-- Start RECORDED DATA --

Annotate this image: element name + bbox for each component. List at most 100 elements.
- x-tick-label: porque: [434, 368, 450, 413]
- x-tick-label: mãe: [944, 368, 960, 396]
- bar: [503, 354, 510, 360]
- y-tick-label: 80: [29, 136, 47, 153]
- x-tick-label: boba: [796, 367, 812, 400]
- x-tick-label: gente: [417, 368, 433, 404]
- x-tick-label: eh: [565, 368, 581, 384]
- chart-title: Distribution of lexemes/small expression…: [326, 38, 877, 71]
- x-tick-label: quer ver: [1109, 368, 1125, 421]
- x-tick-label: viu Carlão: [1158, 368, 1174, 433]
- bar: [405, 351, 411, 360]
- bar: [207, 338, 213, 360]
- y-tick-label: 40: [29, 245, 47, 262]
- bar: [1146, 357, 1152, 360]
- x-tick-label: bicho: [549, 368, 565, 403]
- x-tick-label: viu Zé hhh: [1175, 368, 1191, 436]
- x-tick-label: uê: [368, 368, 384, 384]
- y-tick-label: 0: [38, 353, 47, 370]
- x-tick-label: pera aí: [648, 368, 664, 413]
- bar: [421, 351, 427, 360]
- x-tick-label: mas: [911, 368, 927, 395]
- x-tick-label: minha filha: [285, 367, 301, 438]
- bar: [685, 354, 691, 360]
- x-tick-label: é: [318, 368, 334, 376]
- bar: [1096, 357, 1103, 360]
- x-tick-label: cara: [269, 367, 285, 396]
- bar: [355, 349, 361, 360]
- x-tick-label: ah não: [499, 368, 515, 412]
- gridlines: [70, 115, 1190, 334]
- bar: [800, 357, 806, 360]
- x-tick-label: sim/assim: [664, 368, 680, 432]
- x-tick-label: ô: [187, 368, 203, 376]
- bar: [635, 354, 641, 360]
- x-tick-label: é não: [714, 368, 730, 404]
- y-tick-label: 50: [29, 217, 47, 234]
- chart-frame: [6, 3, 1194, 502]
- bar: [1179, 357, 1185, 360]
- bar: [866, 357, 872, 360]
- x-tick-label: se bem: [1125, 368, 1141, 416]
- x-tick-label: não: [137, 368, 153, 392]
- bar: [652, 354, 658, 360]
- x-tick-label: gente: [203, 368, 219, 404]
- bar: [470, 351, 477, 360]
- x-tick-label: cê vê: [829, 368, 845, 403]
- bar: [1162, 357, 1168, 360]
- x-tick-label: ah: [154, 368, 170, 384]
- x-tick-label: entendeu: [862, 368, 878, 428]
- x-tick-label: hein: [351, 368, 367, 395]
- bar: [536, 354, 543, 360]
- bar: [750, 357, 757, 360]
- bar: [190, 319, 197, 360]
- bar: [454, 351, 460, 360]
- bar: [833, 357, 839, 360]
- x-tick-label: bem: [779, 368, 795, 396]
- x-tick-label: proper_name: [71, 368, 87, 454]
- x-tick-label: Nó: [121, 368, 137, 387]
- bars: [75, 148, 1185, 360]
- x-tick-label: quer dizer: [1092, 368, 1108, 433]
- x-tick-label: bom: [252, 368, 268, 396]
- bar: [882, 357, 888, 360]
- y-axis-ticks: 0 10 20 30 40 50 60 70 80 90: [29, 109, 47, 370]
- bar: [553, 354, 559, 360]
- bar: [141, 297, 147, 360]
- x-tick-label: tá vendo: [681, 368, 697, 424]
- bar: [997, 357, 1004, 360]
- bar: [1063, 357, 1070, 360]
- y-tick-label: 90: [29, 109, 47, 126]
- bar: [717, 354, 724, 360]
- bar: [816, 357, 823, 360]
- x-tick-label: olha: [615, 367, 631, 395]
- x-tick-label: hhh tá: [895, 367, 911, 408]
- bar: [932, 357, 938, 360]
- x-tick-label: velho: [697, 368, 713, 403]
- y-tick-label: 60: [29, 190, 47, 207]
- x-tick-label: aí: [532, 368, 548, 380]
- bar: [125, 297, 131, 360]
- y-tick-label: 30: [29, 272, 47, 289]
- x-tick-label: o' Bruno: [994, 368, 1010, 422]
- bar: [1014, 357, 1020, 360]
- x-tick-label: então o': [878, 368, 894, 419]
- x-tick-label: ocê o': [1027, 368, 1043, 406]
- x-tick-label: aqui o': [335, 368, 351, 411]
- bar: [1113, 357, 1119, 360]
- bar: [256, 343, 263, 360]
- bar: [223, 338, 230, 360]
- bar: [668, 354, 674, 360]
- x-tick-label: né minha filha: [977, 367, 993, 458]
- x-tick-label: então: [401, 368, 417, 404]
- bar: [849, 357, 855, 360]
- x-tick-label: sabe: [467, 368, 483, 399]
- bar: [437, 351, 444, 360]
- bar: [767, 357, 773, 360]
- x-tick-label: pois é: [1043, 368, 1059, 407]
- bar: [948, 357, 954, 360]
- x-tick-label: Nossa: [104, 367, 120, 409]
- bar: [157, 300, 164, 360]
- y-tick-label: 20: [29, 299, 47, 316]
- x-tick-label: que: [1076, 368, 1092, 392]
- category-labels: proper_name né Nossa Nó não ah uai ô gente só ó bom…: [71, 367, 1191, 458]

-- End RECORDED DATA --

Render every line of the data above as a JSON array of strings, one string per line, omitting any blank lines.

[
  "Annotate this image: element name + bbox for each component. List at most 100 elements.",
  "- x-tick-label: porque: [434, 368, 450, 413]",
  "- x-tick-label: mãe: [944, 368, 960, 396]",
  "- bar: [503, 354, 510, 360]",
  "- y-tick-label: 80: [29, 136, 47, 153]",
  "- x-tick-label: boba: [796, 367, 812, 400]",
  "- x-tick-label: gente: [417, 368, 433, 404]",
  "- x-tick-label: eh: [565, 368, 581, 384]",
  "- chart-title: Distribution of lexemes/small expression…: [326, 38, 877, 71]",
  "- x-tick-label: quer ver: [1109, 368, 1125, 421]",
  "- x-tick-label: viu Carlão: [1158, 368, 1174, 433]",
  "- bar: [405, 351, 411, 360]",
  "- bar: [207, 338, 213, 360]",
  "- y-tick-label: 40: [29, 245, 47, 262]",
  "- bar: [1146, 357, 1152, 360]",
  "- x-tick-label: bicho: [549, 368, 565, 403]",
  "- x-tick-label: viu Zé hhh: [1175, 368, 1191, 436]",
  "- x-tick-label: uê: [368, 368, 384, 384]",
  "- y-tick-label: 0: [38, 353, 47, 370]",
  "- x-tick-label: pera aí: [648, 368, 664, 413]",
  "- bar: [421, 351, 427, 360]",
  "- x-tick-label: mas: [911, 368, 927, 395]",
  "- x-tick-label: minha filha: [285, 367, 301, 438]",
  "- bar: [685, 354, 691, 360]",
  "- x-tick-label: é: [318, 368, 334, 376]",
  "- bar: [1096, 357, 1103, 360]",
  "- x-tick-label: cara: [269, 367, 285, 396]",
  "- bar: [355, 349, 361, 360]",
  "- x-tick-label: ah não: [499, 368, 515, 412]",
  "- gridlines: [70, 115, 1190, 334]",
  "- bar: [800, 357, 806, 360]",
  "- x-tick-label: sim/assim: [664, 368, 680, 432]",
  "- x-tick-label: ô: [187, 368, 203, 376]",
  "- bar: [635, 354, 641, 360]",
  "- x-tick-label: é não: [714, 368, 730, 404]",
  "- y-tick-label: 50: [29, 217, 47, 234]",
  "- chart-frame: [6, 3, 1194, 502]",
  "- bar: [1179, 357, 1185, 360]",
  "- bar: [866, 357, 872, 360]",
  "- x-tick-label: se bem: [1125, 368, 1141, 416]",
  "- x-tick-label: não: [137, 368, 153, 392]",
  "- bar: [652, 354, 658, 360]",
  "- x-tick-label: gente: [203, 368, 219, 404]",
  "- bar: [470, 351, 477, 360]",
  "- x-tick-label: cê vê: [829, 368, 845, 403]",
  "- bar: [1162, 357, 1168, 360]",
  "- x-tick-label: ah: [154, 368, 170, 384]",
  "- x-tick-label: entendeu: [862, 368, 878, 428]",
  "- x-tick-label: hein: [351, 368, 367, 395]",
  "- bar: [536, 354, 543, 360]",
  "- bar: [750, 357, 757, 360]",
  "- bar: [190, 319, 197, 360]",
  "- bar: [454, 351, 460, 360]",
  "- bar: [833, 357, 839, 360]",
  "- x-tick-label: bem: [779, 368, 795, 396]",
  "- x-tick-label: proper_name: [71, 368, 87, 454]",
  "- x-tick-label: Nó: [121, 368, 137, 387]",
  "- bars: [75, 148, 1185, 360]",
  "- x-tick-label: quer dizer: [1092, 368, 1108, 433]",
  "- x-tick-label: bom: [252, 368, 268, 396]",
  "- bar: [882, 357, 888, 360]",
  "- y-axis-ticks: 0 10 20 30 40 50 60 70 80 90: [29, 109, 47, 370]",
  "- bar: [553, 354, 559, 360]",
  "- bar: [141, 297, 147, 360]",
  "- x-tick-label: tá vendo: [681, 368, 697, 424]",
  "- bar: [997, 357, 1004, 360]",
  "- bar: [1063, 357, 1070, 360]",
  "- y-tick-label: 90: [29, 109, 47, 126]",
  "- bar: [717, 354, 724, 360]",
  "- bar: [816, 357, 823, 360]",
  "- x-tick-label: olha: [615, 367, 631, 395]",
  "- x-tick-label: hhh tá: [895, 367, 911, 408]",
  "- bar: [932, 357, 938, 360]",
  "- x-tick-label: velho: [697, 368, 713, 403]",
  "- y-tick-label: 60: [29, 190, 47, 207]",
  "- x-tick-label: aí: [532, 368, 548, 380]",
  "- bar: [125, 297, 131, 360]",
  "- y-tick-label: 30: [29, 272, 47, 289]",
  "- x-tick-label: o' Bruno: [994, 368, 1010, 422]",
  "- bar: [1014, 357, 1020, 360]",
  "- x-tick-label: então o': [878, 368, 894, 419]",
  "- x-tick-label: ocê o': [1027, 368, 1043, 406]",
  "- x-tick-label: aqui o': [335, 368, 351, 411]",
  "- bar: [1113, 357, 1119, 360]",
  "- bar: [256, 343, 263, 360]",
  "- bar: [223, 338, 230, 360]",
  "- bar: [668, 354, 674, 360]",
  "- x-tick-label: né minha filha: [977, 367, 993, 458]",
  "- x-tick-label: então: [401, 368, 417, 404]",
  "- bar: [849, 357, 855, 360]",
  "- x-tick-label: sabe: [467, 368, 483, 399]",
  "- bar: [437, 351, 444, 360]",
  "- bar: [767, 357, 773, 360]",
  "- x-tick-label: pois é: [1043, 368, 1059, 407]",
  "- bar: [948, 357, 954, 360]",
  "- x-tick-label: Nossa: [104, 367, 120, 409]",
  "- bar: [157, 300, 164, 360]",
  "- y-tick-label: 20: [29, 299, 47, 316]",
  "- x-tick-label: que: [1076, 368, 1092, 392]",
  "- category-labels: proper_name né Nossa Nó não ah uai ô gente só ó bom…: [71, 367, 1191, 458]"
]